[Dataset items]
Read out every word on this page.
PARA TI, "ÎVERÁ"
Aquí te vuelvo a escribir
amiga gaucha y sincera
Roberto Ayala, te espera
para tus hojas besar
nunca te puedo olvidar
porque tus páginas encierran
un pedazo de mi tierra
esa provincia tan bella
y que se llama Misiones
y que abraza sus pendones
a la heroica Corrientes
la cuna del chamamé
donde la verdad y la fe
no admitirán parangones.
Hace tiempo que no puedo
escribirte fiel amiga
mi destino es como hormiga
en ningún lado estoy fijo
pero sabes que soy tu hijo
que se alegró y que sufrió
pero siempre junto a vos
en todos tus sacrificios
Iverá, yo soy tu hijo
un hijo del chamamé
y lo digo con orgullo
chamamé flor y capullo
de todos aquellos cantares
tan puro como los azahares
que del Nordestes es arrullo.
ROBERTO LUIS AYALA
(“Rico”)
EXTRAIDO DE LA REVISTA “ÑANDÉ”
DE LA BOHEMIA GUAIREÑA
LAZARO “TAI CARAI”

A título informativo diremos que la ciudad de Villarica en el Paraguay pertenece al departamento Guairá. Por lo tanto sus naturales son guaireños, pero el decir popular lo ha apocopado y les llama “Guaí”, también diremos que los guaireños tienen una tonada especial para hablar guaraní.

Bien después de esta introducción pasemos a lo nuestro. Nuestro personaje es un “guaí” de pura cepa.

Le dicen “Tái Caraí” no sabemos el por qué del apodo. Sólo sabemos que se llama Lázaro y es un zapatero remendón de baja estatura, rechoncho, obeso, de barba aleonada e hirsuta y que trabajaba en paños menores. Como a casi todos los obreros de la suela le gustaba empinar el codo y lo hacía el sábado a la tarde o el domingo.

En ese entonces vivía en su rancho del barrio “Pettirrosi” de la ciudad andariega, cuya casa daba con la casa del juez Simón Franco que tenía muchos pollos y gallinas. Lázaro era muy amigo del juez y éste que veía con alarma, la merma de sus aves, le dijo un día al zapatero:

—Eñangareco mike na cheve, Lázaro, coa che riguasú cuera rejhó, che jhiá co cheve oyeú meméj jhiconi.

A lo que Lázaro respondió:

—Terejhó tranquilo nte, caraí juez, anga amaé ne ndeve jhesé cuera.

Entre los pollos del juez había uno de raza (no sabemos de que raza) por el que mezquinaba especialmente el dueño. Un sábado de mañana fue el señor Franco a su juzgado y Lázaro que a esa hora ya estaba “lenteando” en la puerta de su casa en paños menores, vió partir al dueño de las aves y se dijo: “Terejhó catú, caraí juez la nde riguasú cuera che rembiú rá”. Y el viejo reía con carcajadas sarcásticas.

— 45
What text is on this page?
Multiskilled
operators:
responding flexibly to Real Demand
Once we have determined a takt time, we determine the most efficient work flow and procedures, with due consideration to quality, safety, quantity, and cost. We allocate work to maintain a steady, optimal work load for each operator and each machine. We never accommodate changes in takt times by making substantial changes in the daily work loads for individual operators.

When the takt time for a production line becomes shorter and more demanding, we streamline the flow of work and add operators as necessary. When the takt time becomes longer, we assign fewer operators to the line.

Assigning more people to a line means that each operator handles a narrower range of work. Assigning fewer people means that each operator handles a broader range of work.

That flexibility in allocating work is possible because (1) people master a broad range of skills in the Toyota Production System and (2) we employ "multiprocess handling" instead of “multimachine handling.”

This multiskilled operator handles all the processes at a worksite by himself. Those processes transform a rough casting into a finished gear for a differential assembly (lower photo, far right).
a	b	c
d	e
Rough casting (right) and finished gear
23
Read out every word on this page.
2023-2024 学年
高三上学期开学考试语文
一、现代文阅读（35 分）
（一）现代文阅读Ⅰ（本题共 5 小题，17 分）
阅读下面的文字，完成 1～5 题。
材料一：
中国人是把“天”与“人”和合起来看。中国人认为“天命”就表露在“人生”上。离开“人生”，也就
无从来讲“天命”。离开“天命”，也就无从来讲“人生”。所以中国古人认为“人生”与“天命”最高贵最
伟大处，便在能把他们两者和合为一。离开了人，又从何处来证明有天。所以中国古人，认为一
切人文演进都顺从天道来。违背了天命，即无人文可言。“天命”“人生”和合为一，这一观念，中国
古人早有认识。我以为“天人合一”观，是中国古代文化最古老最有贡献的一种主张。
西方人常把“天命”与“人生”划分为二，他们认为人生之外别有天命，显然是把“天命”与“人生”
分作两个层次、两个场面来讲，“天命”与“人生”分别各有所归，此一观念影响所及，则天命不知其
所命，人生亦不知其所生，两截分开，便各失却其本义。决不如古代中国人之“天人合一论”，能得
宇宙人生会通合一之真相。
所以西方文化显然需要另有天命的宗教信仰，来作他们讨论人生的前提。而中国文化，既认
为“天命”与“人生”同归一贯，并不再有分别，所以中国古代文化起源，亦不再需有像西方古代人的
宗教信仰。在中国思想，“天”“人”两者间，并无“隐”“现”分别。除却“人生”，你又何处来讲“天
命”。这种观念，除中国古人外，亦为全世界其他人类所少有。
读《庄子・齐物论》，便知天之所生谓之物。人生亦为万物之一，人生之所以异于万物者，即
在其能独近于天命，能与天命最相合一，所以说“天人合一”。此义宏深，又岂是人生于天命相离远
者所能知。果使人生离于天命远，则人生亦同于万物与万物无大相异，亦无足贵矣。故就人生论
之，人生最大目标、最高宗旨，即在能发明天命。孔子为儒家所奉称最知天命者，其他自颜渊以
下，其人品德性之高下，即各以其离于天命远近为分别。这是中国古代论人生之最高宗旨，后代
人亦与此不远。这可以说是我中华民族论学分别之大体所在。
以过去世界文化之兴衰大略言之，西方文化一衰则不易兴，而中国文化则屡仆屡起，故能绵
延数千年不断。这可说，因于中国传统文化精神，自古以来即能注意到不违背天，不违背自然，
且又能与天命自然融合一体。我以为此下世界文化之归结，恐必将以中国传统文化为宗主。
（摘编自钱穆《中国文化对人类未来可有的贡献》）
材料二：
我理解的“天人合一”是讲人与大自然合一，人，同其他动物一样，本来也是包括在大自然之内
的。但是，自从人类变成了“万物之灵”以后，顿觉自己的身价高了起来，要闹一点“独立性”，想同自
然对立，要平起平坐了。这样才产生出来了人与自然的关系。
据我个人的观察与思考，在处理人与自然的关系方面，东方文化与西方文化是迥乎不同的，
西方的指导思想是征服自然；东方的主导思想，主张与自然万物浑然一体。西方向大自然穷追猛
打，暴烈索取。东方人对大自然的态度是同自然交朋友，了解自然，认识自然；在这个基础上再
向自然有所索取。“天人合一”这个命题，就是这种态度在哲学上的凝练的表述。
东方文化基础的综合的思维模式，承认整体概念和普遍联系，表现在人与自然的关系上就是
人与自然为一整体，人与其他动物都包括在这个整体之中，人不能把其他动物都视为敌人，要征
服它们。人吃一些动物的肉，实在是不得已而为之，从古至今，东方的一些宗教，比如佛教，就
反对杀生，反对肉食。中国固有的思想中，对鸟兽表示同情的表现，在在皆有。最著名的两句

→ Do this
Set down the entries verbatim, leaving none out.

→ Task response
Read out every word on this page.
PARA TI, "ÎVERÁ"
Aquí te vuelvo a escribir
amiga gaucha y sincera
Roberto Ayala, te espera
para tus hojas besar
nunca te puedo olvidar
porque tus páginas encierran
un pedazo de mi tierra
esa provincia tan bella
y que se llama Misiones
y que abraza sus pendones
a la heroica Corrientes
la cuna del chamamé
donde la verdad y la fe
no admitirán parangones.
Hace tiempo que no puedo
escribirte fiel amiga
mi destino es como hormiga
en ningún lado estoy fijo
pero sabes que soy tu hijo
que se alegró y que sufrió
pero siempre junto a vos
en todos tus sacrificios
Iverá, yo soy tu hijo
un hijo del chamamé
y lo digo con orgullo
chamamé flor y capullo
de todos aquellos cantares
tan puro como los azahares
que del Nordestes es arrullo.
ROBERTO LUIS AYALA
(“Rico”)
EXTRAIDO DE LA REVISTA “ÑANDÉ”
DE LA BOHEMIA GUAIREÑA
LAZARO “TAI CARAI”

A título informativo diremos que la ciudad de Villarica en el Paraguay pertenece al departamento Guairá. Por lo tanto sus naturales son guaireños, pero el decir popular lo ha apocopado y les llama “Guaí”, también diremos que los guaireños tienen una tonada especial para hablar guaraní.

Bien después de esta introducción pasemos a lo nuestro. Nuestro personaje es un “guaí” de pura cepa.

Le dicen “Tái Caraí” no sabemos el por qué del apodo. Sólo sabemos que se llama Lázaro y es un zapatero remendón de baja estatura, rechoncho, obeso, de barba aleonada e hirsuta y que trabajaba en paños menores. Como a casi todos los obreros de la suela le gustaba empinar el codo y lo hacía el sábado a la tarde o el domingo.

En ese entonces vivía en su rancho del barrio “Pettirrosi” de la ciudad andariega, cuya casa daba con la casa del juez Simón Franco que tenía muchos pollos y gallinas. Lázaro era muy amigo del juez y éste que veía con alarma, la merma de sus aves, le dijo un día al zapatero:

—Eñangareco mike na cheve, Lázaro, coa che riguasú cuera rejhó, che jhiá co cheve oyeú meméj jhiconi.

A lo que Lázaro respondió:

—Terejhó tranquilo nte, caraí juez, anga amaé ne ndeve jhesé cuera.

Entre los pollos del juez había uno de raza (no sabemos de que raza) por el que mezquinaba especialmente el dueño. Un sábado de mañana fue el señor Franco a su juzgado y Lázaro que a esa hora ya estaba “lenteando” en la puerta de su casa en paños menores, vió partir al dueño de las aves y se dijo: “Terejhó catú, caraí juez la nde riguasú cuera che rembiú rá”. Y el viejo reía con carcajadas sarcásticas.

— 45
What text is on this page?
Multiskilled
operators:
responding flexibly to Real Demand
Once we have determined a takt time, we determine the most efficient work flow and procedures, with due consideration to quality, safety, quantity, and cost. We allocate work to maintain a steady, optimal work load for each operator and each machine. We never accommodate changes in takt times by making substantial changes in the daily work loads for individual operators.

When the takt time for a production line becomes shorter and more demanding, we streamline the flow of work and add operators as necessary. When the takt time becomes longer, we assign fewer operators to the line.

Assigning more people to a line means that each operator handles a narrower range of work. Assigning fewer people means that each operator handles a broader range of work.

That flexibility in allocating work is possible because (1) people master a broad range of skills in the Toyota Production System and (2) we employ "multiprocess handling" instead of “multimachine handling.”

This multiskilled operator handles all the processes at a worksite by himself. Those processes transform a rough casting into a finished gear for a differential assembly (lower photo, far right).
a	b	c
d	e
Rough casting (right) and finished gear
23
Read out every word on this page.
2023-2024 学年
高三上学期开学考试语文
一、现代文阅读（35 分）
（一）现代文阅读Ⅰ（本题共 5 小题，17 分）
阅读下面的文字，完成 1～5 题。
材料一：
中国人是把“天”与“人”和合起来看。中国人认为“天命”就表露在“人生”上。离开“人生”，也就
无从来讲“天命”。离开“天命”，也就无从来讲“人生”。所以中国古人认为“人生”与“天命”最高贵最
伟大处，便在能把他们两者和合为一。离开了人，又从何处来证明有天。所以中国古人，认为一
切人文演进都顺从天道来。违背了天命，即无人文可言。“天命”“人生”和合为一，这一观念，中国
古人早有认识。我以为“天人合一”观，是中国古代文化最古老最有贡献的一种主张。
西方人常把“天命”与“人生”划分为二，他们认为人生之外别有天命，显然是把“天命”与“人生”
分作两个层次、两个场面来讲，“天命”与“人生”分别各有所归，此一观念影响所及，则天命不知其
所命，人生亦不知其所生，两截分开，便各失却其本义。决不如古代中国人之“天人合一论”，能得
宇宙人生会通合一之真相。
所以西方文化显然需要另有天命的宗教信仰，来作他们讨论人生的前提。而中国文化，既认
为“天命”与“人生”同归一贯，并不再有分别，所以中国古代文化起源，亦不再需有像西方古代人的
宗教信仰。在中国思想，“天”“人”两者间，并无“隐”“现”分别。除却“人生”，你又何处来讲“天
命”。这种观念，除中国古人外，亦为全世界其他人类所少有。
读《庄子・齐物论》，便知天之所生谓之物。人生亦为万物之一，人生之所以异于万物者，即
在其能独近于天命，能与天命最相合一，所以说“天人合一”。此义宏深，又岂是人生于天命相离远
者所能知。果使人生离于天命远，则人生亦同于万物与万物无大相异，亦无足贵矣。故就人生论
之，人生最大目标、最高宗旨，即在能发明天命。孔子为儒家所奉称最知天命者，其他自颜渊以
下，其人品德性之高下，即各以其离于天命远近为分别。这是中国古代论人生之最高宗旨，后代
人亦与此不远。这可以说是我中华民族论学分别之大体所在。
以过去世界文化之兴衰大略言之，西方文化一衰则不易兴，而中国文化则屡仆屡起，故能绵
延数千年不断。这可说，因于中国传统文化精神，自古以来即能注意到不违背天，不违背自然，
且又能与天命自然融合一体。我以为此下世界文化之归结，恐必将以中国传统文化为宗主。
（摘编自钱穆《中国文化对人类未来可有的贡献》）
材料二：
我理解的“天人合一”是讲人与大自然合一，人，同其他动物一样，本来也是包括在大自然之内
的。但是，自从人类变成了“万物之灵”以后，顿觉自己的身价高了起来，要闹一点“独立性”，想同自
然对立，要平起平坐了。这样才产生出来了人与自然的关系。
据我个人的观察与思考，在处理人与自然的关系方面，东方文化与西方文化是迥乎不同的，
西方的指导思想是征服自然；东方的主导思想，主张与自然万物浑然一体。西方向大自然穷追猛
打，暴烈索取。东方人对大自然的态度是同自然交朋友，了解自然，认识自然；在这个基础上再
向自然有所索取。“天人合一”这个命题，就是这种态度在哲学上的凝练的表述。
东方文化基础的综合的思维模式，承认整体概念和普遍联系，表现在人与自然的关系上就是
人与自然为一整体，人与其他动物都包括在这个整体之中，人不能把其他动物都视为敌人，要征
服它们。人吃一些动物的肉，实在是不得已而为之，从古至今，东方的一些宗教，比如佛教，就
反对杀生，反对肉食。中国固有的思想中，对鸟兽表示同情的表现，在在皆有。最著名的两句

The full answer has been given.